Görev tanımı 1:
Çalıştay haberindeki şu cümleyi İngilizceye çevirin: "Toplantıya, Yerel Yönetimler Politikaları Kurulu üyeleri, belediye başkanları, MEB personeli, akademisyenler, kamu kurumları ve STK temsilcileri, okul aile birliklerinden temsilciler ile öğrenciler katıldı."
Görev tanımı 2:
Çalıştay haberine göre çalıştay nerede başladı?
Görev tanımı 3:
Lütfen aşağıdaki ifadelerin çalıştay haberiyle uyuşup uyuşmadığını belirtin. Her biri için evet ya da hayır deyin ve belirleyici sözcükleri haberden aynen alıntılayın.
(a) Çalıştay, TBB ile MEB'in iş birliğiyle düzenlendi.
(b) Fatma Şahin kendisinin öğretmen olduğunu söyledi.
(c) Fatma Şahin yeni bir model üretilmesi gerektiğini söyledi.

Sayfa alıntısı:

◇ ◇ ◇ ◇ ◇ ◇ ◇

TBB Eğitim ve Yerel Yönetimler Çalıştayı
Milli Eğitim Bakanı Ziya Selçuk: "Eğitim bir millet, bir memleket ödevidir. Onu yüceltmek ve yükseltmek zorundayız. Bu resmi bir vazife değildir."
TBB Başkanı Fatma Şahin: "Gençlerin hayatına dokunmamız lazım. Dokunamazsak elimizden kayıp giderler."
Türkiye Belediyeler Birliği (TBB) ve Milli Eğitim Bakanlığı (MEB) iş birliğinde düzenlenen 'Eğitim ve Yerel Yönetimler Çalıştayı' Milli Eğitim Bakanı Ziya Selçuk'un katılımıyla TBB hizmet binasında başladı.
Toplantıya, Yerel Yönetimler Politikaları Kurulu üyeleri, belediye başkanları, MEB personeli, akademisyenler, kamu kurumları ve STK temsilcileri, okul aile birliklerinden temsilciler ile öğrenciler katıldı.
TBB ve Gaziantep Büyükşehir Belediye Başkanı Fatma Şahin, dünyanın onuncu büyük ekonomisi olma hedefinde ilerlerken en önemli kısmın beşeri sermaye ve insana yatırım olduğunu belirterek bu yolda emin adımlarla ilerlediklerini söyledi. Medeniyet kodlarımızın bunu emrettiğini hatırlatan Şahin, "Bugün sevgili Peygamberimizin doğum gününü kutluyoruz. İlk vahiy; 'oku'. Dolayısıyla bizim okuyarak gitmemiz gereken çok önemli bir medeniyet yolculuğumuz var." dedi.
Belediyelerin kaynaklarını doğru ve verimli kullanmasının önemine dikkat çeken Başkan Şahin, en az kaynakla en verimli çalışmaların hayat geçirilmesi gerektiği ifade etti. Başkan Şahin, artık şehirlerin yarıştığı bir dönemde dünyadaki gelişmeleri yakından takip etmek gerektiğine vurgu yaparak; "Bugün Paris Belediye Başkanı ne konuşuyorsa bizim de onu konuşmamız lazım." dedi. Günümüzde altyapı belediyeciliğinin bittiğini, onun yerini insanı ve eğitimi önceleyen bir anlayışın aldığını söyleyen Şahin, Gaziantep Büyükşehir Belediyesinin eğitim çalışmalarına ilişkin detaylı bilgiler aktardı. Şahin, genç nüfusun büyük bir güç olduğunu ve bu gücün iyi değerlendirilmesinin çok önemli olduğunu belirterek, "Ben mühendisim, tereciye tere satamam. Dünyaya baktığımız zaman Finlandiya modelinde yereli çok güçlendirmiş bir hukuki alt yapı var. 'Hayat Boyu Öğrenme'de neler yapacağız? Eğitim hayatı yalnızca örgün eğitimle midir? Eğitime ulaşılabilirliği konuşmamız lazım. Gençlerin hayatına dokunmamız lazım. Dokunamazsak elimizden kayıp giderler. Ciddi bir koordinasyonla gücümüzü birleştirmemiz ve kaynakları doğru kullanmamız lazım. Gerekirse bir köprü yapmayalım. Gönül köprüleri kurmak daha önemli. Sayın Cumhurbaşkanımızın belediye başkanlığı döneminde hayata geçirdiği İSMEK modelini uygulamamız lazım. Doğru çalışan bir sistem var. Yeniden model üretmemize gerek yok. Çince bile kurs veriyoruz. Böyle bir dünyada kendimizi yenilememiz lazım."

◇ ◇ ◇ ◇ ◇ ◇ ◇

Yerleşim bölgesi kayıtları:
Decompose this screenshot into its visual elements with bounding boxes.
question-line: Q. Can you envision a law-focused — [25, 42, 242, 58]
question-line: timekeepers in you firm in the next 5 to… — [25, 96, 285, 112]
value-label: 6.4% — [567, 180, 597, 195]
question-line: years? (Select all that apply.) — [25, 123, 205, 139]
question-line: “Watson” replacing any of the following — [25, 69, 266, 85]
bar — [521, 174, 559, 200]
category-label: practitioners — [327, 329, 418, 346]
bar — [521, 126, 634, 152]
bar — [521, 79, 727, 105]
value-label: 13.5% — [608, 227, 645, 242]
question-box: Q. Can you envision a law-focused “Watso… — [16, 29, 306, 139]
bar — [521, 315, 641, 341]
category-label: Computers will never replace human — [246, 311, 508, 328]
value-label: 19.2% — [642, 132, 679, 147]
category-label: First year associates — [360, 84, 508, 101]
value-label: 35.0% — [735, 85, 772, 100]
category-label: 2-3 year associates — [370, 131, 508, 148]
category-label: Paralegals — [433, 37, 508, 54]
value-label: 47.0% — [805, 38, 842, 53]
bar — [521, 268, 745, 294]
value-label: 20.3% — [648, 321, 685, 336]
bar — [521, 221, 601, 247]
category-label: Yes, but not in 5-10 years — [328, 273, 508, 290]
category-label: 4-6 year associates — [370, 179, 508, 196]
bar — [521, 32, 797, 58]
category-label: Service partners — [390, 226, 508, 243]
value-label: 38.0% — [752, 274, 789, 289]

◇ ◇ ◇ ◇ ◇ ◇ ◇

Eksiksiz yanıt 1:
Members of the Local Government Policies Board, mayors, MEB staff, academics, representatives of public institutions and NGOs, representatives from school-parent associations, and students attended the meeting.

Eksiksiz yanıt 2:
TBB hizmet binasında.

Eksiksiz yanıt 3:
(a) Evet: "Türkiye Belediyeler Birliği (TBB) ve Milli Eğitim Bakanlığı (MEB) iş birliğinde düzenlenen"
(b) Hayır: "Ben mühendisim"
(c) Hayır: "Yeniden model üretmemize gerek yok."